_EXTRACTED ENTRIES_:
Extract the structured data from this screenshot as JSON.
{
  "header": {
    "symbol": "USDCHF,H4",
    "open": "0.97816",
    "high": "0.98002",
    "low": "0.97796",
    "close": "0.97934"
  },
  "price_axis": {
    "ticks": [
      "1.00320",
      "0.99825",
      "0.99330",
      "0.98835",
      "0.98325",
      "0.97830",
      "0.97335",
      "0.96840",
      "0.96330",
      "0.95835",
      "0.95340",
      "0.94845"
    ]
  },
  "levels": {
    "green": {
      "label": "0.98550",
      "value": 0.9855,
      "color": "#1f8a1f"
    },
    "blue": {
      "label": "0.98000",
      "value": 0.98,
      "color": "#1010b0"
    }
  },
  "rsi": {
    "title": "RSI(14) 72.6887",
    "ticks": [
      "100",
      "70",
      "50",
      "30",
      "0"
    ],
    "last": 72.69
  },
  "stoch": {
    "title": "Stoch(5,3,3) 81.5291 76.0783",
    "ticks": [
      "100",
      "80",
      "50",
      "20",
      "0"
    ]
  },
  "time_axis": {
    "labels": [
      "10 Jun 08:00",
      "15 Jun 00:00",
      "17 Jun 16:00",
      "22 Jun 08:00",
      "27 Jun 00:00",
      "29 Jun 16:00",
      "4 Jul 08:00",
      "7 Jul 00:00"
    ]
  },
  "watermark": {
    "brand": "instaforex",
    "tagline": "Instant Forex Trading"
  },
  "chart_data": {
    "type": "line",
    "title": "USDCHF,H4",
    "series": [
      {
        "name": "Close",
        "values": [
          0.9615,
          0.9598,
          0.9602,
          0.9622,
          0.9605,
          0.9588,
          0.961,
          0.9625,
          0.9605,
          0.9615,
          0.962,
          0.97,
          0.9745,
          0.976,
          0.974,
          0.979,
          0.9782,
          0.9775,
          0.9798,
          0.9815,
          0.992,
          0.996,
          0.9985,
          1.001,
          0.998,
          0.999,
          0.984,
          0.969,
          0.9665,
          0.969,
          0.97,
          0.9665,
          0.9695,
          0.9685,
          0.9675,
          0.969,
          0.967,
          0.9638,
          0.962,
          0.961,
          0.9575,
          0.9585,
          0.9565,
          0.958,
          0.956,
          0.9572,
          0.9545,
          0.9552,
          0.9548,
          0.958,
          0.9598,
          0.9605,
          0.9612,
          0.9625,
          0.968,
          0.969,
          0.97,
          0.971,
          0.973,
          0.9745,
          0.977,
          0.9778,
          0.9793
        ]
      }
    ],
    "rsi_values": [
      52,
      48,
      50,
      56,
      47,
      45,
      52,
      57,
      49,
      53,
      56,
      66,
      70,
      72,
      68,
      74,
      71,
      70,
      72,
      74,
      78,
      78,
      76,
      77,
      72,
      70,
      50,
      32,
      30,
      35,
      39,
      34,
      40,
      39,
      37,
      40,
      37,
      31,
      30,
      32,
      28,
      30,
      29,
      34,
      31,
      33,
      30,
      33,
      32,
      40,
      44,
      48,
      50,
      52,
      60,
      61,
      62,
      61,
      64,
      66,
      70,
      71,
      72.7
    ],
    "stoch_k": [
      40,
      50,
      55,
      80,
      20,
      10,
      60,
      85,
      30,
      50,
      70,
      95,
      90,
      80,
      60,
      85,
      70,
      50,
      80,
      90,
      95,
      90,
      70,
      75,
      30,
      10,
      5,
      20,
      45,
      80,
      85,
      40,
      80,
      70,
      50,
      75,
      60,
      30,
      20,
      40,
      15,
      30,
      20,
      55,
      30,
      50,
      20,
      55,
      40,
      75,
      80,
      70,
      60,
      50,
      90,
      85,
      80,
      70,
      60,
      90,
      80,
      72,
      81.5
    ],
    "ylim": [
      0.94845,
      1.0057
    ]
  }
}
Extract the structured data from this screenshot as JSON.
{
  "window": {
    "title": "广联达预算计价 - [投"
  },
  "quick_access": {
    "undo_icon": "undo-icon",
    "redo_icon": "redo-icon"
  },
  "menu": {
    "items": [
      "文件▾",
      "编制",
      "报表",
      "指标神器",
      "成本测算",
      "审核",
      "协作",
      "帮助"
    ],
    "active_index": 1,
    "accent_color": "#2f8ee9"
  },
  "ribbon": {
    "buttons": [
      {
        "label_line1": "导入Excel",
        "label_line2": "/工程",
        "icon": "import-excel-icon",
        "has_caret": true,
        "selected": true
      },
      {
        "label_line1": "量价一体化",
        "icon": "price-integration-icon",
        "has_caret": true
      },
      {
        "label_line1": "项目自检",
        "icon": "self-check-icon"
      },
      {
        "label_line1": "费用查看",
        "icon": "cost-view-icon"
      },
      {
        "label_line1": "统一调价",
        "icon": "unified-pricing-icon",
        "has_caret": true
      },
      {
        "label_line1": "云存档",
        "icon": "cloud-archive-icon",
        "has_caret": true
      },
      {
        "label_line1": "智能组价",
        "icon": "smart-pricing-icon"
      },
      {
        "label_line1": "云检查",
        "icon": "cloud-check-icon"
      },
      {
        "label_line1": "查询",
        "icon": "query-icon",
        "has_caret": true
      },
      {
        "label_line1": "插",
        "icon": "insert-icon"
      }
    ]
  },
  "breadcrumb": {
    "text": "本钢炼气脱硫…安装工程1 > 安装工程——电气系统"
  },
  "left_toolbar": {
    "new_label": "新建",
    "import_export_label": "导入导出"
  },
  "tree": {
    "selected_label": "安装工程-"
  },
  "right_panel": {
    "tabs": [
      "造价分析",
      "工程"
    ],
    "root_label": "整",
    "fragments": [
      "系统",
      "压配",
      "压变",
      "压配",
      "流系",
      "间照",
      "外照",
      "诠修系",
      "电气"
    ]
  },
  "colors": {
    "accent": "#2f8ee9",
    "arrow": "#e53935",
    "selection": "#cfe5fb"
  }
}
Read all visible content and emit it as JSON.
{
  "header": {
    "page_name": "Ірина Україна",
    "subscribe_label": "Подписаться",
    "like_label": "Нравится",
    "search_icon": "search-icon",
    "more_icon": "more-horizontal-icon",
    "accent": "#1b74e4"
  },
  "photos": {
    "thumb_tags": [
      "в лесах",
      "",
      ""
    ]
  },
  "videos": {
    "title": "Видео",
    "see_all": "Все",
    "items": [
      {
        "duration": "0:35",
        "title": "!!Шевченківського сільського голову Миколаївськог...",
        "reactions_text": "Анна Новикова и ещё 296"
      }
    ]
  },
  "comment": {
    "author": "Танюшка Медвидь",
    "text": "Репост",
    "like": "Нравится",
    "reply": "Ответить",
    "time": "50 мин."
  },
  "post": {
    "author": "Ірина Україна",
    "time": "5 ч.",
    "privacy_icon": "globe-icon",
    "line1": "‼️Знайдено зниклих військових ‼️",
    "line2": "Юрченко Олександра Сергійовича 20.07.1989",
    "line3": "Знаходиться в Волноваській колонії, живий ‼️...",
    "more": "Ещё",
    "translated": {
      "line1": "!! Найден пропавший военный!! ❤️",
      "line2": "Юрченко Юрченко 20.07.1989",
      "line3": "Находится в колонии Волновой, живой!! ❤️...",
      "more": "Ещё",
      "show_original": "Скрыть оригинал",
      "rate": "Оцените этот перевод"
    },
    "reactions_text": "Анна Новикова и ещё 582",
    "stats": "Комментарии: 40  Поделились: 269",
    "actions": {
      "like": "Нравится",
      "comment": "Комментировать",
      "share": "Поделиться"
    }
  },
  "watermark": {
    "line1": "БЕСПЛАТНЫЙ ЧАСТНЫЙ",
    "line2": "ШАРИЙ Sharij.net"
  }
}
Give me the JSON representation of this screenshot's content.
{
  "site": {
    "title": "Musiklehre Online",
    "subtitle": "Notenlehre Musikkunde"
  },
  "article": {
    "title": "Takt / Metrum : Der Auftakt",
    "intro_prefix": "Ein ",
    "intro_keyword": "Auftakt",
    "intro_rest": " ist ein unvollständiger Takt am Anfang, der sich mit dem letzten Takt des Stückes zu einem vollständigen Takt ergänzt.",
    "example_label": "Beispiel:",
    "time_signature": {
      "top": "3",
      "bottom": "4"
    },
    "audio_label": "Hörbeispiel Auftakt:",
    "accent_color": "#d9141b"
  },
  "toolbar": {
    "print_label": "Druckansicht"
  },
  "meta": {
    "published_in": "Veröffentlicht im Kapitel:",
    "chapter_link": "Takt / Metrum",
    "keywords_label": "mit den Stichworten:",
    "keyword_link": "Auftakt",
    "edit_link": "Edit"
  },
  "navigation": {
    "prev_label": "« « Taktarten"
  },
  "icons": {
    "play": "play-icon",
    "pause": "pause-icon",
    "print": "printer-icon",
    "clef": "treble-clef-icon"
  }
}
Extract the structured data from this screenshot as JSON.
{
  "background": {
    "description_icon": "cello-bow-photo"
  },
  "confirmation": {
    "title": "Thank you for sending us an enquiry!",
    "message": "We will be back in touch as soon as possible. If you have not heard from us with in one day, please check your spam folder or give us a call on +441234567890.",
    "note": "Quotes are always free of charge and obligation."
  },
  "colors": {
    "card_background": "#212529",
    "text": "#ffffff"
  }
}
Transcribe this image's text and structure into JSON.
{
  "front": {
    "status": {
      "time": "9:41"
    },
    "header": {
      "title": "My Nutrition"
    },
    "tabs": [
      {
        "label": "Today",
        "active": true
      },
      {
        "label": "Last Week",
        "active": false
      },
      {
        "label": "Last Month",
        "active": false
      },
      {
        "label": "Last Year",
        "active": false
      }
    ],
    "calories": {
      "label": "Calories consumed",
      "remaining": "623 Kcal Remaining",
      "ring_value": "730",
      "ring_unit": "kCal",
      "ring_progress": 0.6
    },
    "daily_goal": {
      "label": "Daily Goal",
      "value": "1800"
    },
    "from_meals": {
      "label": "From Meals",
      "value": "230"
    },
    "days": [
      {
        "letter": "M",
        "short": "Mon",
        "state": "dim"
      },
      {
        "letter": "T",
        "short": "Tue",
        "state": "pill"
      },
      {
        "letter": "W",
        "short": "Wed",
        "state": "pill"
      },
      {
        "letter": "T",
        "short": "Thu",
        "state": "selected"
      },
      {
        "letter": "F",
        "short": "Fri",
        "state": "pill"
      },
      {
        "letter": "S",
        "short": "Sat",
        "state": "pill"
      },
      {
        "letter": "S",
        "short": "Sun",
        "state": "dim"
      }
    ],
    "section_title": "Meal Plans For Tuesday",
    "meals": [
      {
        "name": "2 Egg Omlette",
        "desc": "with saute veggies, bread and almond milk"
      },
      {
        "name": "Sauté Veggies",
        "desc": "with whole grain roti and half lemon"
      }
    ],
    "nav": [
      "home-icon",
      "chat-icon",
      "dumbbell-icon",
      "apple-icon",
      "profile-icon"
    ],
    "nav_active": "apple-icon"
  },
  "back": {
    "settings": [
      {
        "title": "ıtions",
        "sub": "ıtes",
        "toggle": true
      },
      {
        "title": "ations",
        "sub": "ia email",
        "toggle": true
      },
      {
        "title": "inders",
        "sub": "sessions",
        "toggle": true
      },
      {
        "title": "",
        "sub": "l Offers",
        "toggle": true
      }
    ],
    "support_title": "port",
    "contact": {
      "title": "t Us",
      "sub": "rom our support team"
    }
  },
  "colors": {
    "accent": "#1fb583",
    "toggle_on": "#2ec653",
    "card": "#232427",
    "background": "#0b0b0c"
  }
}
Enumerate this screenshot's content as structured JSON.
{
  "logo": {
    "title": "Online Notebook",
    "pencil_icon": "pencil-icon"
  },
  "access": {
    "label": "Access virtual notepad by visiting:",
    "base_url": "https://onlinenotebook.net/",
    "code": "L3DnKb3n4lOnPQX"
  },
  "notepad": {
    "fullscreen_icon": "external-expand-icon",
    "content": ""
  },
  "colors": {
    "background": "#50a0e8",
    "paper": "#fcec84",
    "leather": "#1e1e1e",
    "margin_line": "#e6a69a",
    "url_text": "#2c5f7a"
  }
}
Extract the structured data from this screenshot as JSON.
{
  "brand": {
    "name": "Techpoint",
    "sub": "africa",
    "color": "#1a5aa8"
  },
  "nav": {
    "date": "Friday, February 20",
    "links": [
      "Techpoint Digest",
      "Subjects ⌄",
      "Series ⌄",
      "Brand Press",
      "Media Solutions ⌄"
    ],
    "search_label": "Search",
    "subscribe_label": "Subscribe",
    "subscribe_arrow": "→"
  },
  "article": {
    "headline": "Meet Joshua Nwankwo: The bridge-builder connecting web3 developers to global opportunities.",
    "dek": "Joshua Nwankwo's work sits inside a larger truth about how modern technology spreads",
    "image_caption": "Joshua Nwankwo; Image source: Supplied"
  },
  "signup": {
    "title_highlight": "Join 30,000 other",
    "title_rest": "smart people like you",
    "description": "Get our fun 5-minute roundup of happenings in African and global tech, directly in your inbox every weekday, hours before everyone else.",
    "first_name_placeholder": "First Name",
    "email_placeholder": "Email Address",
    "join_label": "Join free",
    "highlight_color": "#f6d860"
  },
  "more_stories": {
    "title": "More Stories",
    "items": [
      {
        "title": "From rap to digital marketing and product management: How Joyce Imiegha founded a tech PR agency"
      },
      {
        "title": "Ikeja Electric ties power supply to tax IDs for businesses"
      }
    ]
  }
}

_TASK INSTRUCTIONS_: Report all lines of the data above that include the string "free".

_OUTPUT OF THE EXERCISE_:
    "note": "Quotes are always free of charge and obligation."
    "join_label": "Join free",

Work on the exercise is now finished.